__What you have to do__
Find the string "JSON" in the data, then copy every line where it is found.

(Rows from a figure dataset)
_ _ _ _ _

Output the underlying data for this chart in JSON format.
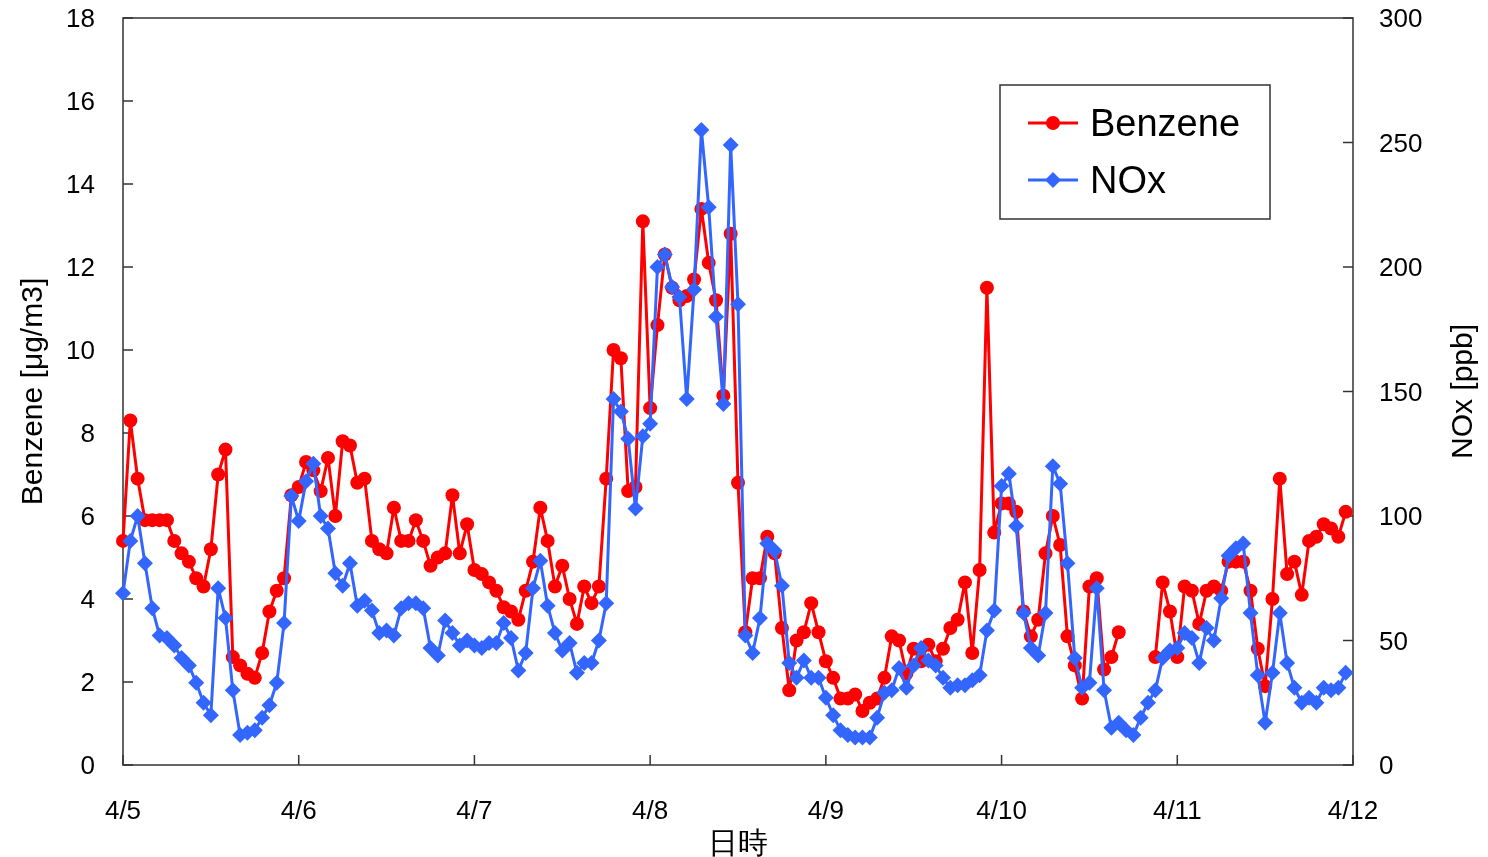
{
  "chart_data": {
    "type": "line",
    "xlabel": "日時",
    "ylabel": "Benzene  [μg/m3]",
    "y2label": "NOx  [ppb]",
    "categories": [
      "4/5",
      null,
      null,
      null,
      null,
      null,
      null,
      null,
      null,
      null,
      null,
      null,
      null,
      null,
      null,
      null,
      null,
      null,
      null,
      null,
      null,
      null,
      null,
      null,
      "4/6",
      null,
      null,
      null,
      null,
      null,
      null,
      null,
      null,
      null,
      null,
      null,
      null,
      null,
      null,
      null,
      null,
      null,
      null,
      null,
      null,
      null,
      null,
      null,
      "4/7",
      null,
      null,
      null,
      null,
      null,
      null,
      null,
      null,
      null,
      null,
      null,
      null,
      null,
      null,
      null,
      null,
      null,
      null,
      null,
      null,
      null,
      null,
      null,
      "4/8",
      null,
      null,
      null,
      null,
      null,
      null,
      null,
      null,
      null,
      null,
      null,
      null,
      null,
      null,
      null,
      null,
      null,
      null,
      null,
      null,
      null,
      null,
      null,
      "4/9",
      null,
      null,
      null,
      null,
      null,
      null,
      null,
      null,
      null,
      null,
      null,
      null,
      null,
      null,
      null,
      null,
      null,
      null,
      null,
      null,
      null,
      null,
      null,
      "4/10",
      null,
      null,
      null,
      null,
      null,
      null,
      null,
      null,
      null,
      null,
      null,
      null,
      null,
      null,
      null,
      null,
      null,
      null,
      null,
      null,
      null,
      null,
      null,
      "4/11",
      null,
      null,
      null,
      null,
      null,
      null,
      null,
      null,
      null,
      null,
      null,
      null,
      null,
      null,
      null,
      null,
      null,
      null,
      null,
      null,
      null,
      null,
      null,
      "4/12"
    ],
    "ylim": [
      0,
      18
    ],
    "yticks": [
      0,
      2,
      4,
      6,
      8,
      10,
      12,
      14,
      16,
      18
    ],
    "y2lim": [
      0,
      300
    ],
    "y2ticks": [
      0,
      50,
      100,
      150,
      200,
      250,
      300
    ],
    "legend": "top right",
    "line_style": "solid",
    "series": [
      {
        "name": "Benzene",
        "color": "#ff0000",
        "marker": "circle",
        "values": [
          5.4,
          8.3,
          6.9,
          5.9,
          5.9,
          5.9,
          5.9,
          5.4,
          5.1,
          4.9,
          4.5,
          4.3,
          5.2,
          7.0,
          7.6,
          2.6,
          2.4,
          2.2,
          2.1,
          2.7,
          3.7,
          4.2,
          4.5,
          6.5,
          6.7,
          7.3,
          7.1,
          6.6,
          7.4,
          6.0,
          7.8,
          7.7,
          6.8,
          6.9,
          5.4,
          5.2,
          5.1,
          6.2,
          5.4,
          5.4,
          5.9,
          5.4,
          4.8,
          5.0,
          5.1,
          6.5,
          5.1,
          5.8,
          4.7,
          4.6,
          4.4,
          4.2,
          3.8,
          3.7,
          3.5,
          4.2,
          4.9,
          6.2,
          5.4,
          4.3,
          4.8,
          4.0,
          3.4,
          4.3,
          3.9,
          4.3,
          6.9,
          10.0,
          9.8,
          6.6,
          6.7,
          13.1,
          8.6,
          10.6,
          12.3,
          11.5,
          11.2,
          11.3,
          11.7,
          13.4,
          12.1,
          11.2,
          8.9,
          12.8,
          6.8,
          3.2,
          4.5,
          4.5,
          5.5,
          5.1,
          3.3,
          1.8,
          3.0,
          3.2,
          3.9,
          3.2,
          2.5,
          2.1,
          1.6,
          1.6,
          1.7,
          1.3,
          1.5,
          1.6,
          2.1,
          3.1,
          3.0,
          2.2,
          2.8,
          2.5,
          2.9,
          2.5,
          2.8,
          3.3,
          3.5,
          4.4,
          2.7,
          4.7,
          11.5,
          5.6,
          6.3,
          6.3,
          6.1,
          3.7,
          3.1,
          3.5,
          5.1,
          6.0,
          5.3,
          3.1,
          2.4,
          1.6,
          4.3,
          4.5,
          2.3,
          2.6,
          3.2,
          null,
          null,
          null,
          null,
          2.6,
          4.4,
          3.7,
          2.6,
          4.3,
          4.2,
          3.4,
          4.2,
          4.3,
          4.2,
          4.9,
          4.9,
          4.9,
          4.2,
          2.8,
          1.9,
          4.0,
          6.9,
          4.6,
          4.9,
          4.1,
          5.4,
          5.5,
          5.8,
          5.7,
          5.5,
          6.1,
          null
        ]
      },
      {
        "name": "NOx",
        "color": "#3366ff",
        "marker": "diamond",
        "axis": "y2",
        "values": [
          69,
          90,
          100,
          81,
          63,
          52,
          51,
          48,
          43,
          40,
          33,
          25,
          20,
          71,
          59,
          30,
          12,
          13,
          14,
          19,
          24,
          33,
          57,
          108,
          98,
          114,
          121,
          100,
          95,
          77,
          72,
          81,
          64,
          66,
          62,
          53,
          54,
          52,
          63,
          65,
          65,
          63,
          47,
          44,
          58,
          53,
          48,
          50,
          48,
          47,
          49,
          49,
          57,
          51,
          38,
          45,
          71,
          82,
          64,
          53,
          46,
          49,
          37,
          41,
          41,
          50,
          65,
          147,
          142,
          131,
          103,
          132,
          137,
          200,
          205,
          192,
          188,
          147,
          191,
          255,
          224,
          180,
          145,
          249,
          185,
          52,
          45,
          59,
          89,
          86,
          72,
          41,
          35,
          42,
          35,
          35,
          27,
          20,
          14,
          12,
          11,
          11,
          11,
          19,
          29,
          30,
          39,
          31,
          40,
          47,
          42,
          40,
          35,
          31,
          32,
          32,
          34,
          36,
          54,
          62,
          112,
          117,
          96,
          61,
          47,
          44,
          61,
          120,
          113,
          81,
          43,
          31,
          33,
          71,
          30,
          15,
          17,
          14,
          12,
          19,
          25,
          30,
          43,
          46,
          47,
          53,
          51,
          41,
          55,
          50,
          67,
          84,
          87,
          89,
          61,
          36,
          17,
          37,
          61,
          41,
          31,
          25,
          27,
          25,
          31,
          30,
          31,
          37,
          null
        ]
      }
    ]
  }
}
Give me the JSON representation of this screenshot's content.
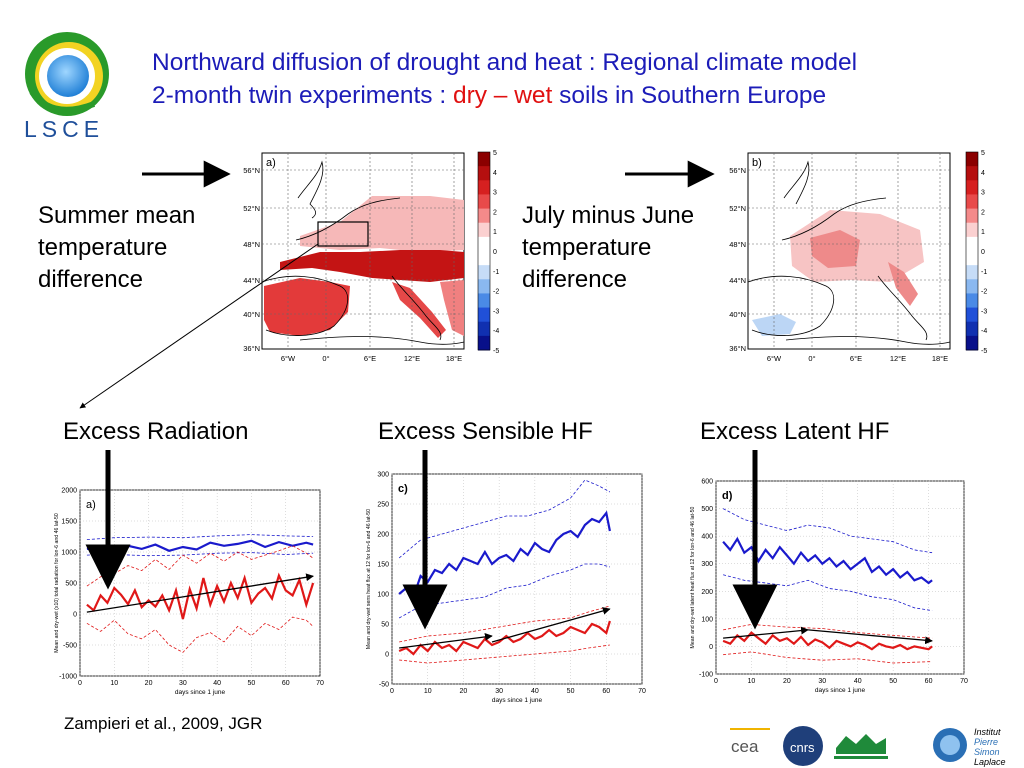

_ _ _ _ _

__Solution to the exercise__
Output the underlying data for this chart in JSON format.
Give me the JSON representation of this screenshot's content.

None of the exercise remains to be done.